(Collected data)

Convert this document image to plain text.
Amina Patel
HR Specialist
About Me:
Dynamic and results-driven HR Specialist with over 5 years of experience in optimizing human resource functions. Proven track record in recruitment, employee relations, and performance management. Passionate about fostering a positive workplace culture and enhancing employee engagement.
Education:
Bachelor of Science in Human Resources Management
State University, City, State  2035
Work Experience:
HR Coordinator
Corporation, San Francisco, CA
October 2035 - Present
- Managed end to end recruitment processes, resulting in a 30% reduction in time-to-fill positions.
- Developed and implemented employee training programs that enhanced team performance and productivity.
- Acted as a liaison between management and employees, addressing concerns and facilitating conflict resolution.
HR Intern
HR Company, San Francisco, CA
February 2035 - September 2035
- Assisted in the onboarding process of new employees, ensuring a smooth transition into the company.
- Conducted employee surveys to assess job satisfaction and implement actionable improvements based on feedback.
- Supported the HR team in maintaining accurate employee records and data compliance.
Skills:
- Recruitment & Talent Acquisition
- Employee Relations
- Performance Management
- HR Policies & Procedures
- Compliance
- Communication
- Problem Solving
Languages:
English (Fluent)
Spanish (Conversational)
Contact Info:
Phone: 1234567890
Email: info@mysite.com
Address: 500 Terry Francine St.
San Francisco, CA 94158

◆ BRIEF ◆
Restate the data above word for word, please.

◆ EXERCISE ANSWER ◆
Convert this document image to plain text.
Amina Patel
HR Specialist
About Me:
Dynamic and results-driven HR Specialist with over 5 years of experience in optimizing human resource functions. Proven track record in recruitment, employee relations, and performance management. Passionate about fostering a positive workplace culture and enhancing employee engagement.
Education:
Bachelor of Science in Human Resources Management
State University, City, State  2035
Work Experience:
HR Coordinator
Corporation, San Francisco, CA
October 2035 - Present
- Managed end to end recruitment processes, resulting in a 30% reduction in time-to-fill positions.
- Developed and implemented employee training programs that enhanced team performance and productivity.
- Acted as a liaison between management and employees, addressing concerns and facilitating conflict resolution.
HR Intern
HR Company, San Francisco, CA
February 2035 - September 2035
- Assisted in the onboarding process of new employees, ensuring a smooth transition into the company.
- Conducted employee surveys to assess job satisfaction and implement actionable improvements based on feedback.
- Supported the HR team in maintaining accurate employee records and data compliance.
Skills:
- Recruitment & Talent Acquisition
- Employee Relations
- Performance Management
- HR Policies & Procedures
- Compliance
- Communication
- Problem Solving
Languages:
English (Fluent)
Spanish (Conversational)
Contact Info:
Phone: 1234567890
Email: info@mysite.com
Address: 500 Terry Francine St.
San Francisco, CA 94158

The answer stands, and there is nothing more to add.